Information supplied:
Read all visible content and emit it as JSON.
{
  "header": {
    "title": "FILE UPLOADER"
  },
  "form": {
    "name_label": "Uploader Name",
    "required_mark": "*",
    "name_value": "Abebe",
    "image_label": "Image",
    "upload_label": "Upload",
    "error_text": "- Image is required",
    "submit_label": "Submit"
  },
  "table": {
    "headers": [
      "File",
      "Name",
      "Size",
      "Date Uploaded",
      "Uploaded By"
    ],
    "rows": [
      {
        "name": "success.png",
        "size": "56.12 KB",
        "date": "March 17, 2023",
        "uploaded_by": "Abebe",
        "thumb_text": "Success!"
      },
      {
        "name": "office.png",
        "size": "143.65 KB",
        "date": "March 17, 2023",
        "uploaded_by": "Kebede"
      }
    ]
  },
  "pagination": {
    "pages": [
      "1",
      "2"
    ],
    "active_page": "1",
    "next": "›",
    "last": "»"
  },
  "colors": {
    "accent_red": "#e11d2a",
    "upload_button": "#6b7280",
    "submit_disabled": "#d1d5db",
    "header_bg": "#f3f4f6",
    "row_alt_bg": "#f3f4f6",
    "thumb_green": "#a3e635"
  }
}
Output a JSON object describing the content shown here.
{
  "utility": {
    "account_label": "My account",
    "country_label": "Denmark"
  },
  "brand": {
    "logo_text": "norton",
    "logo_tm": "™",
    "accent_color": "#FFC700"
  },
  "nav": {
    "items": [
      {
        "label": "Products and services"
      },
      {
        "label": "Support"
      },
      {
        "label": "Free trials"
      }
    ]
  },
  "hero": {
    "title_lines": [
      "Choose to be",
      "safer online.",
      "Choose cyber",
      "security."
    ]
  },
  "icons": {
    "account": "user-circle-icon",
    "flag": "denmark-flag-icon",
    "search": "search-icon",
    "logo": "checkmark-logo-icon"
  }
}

Given request: Check each line of the records for the word "JSON", and show the lines that contain it.

Answer to this exercise:
Read all visible content and emit it as JSON.
Output a JSON object describing the content shown here.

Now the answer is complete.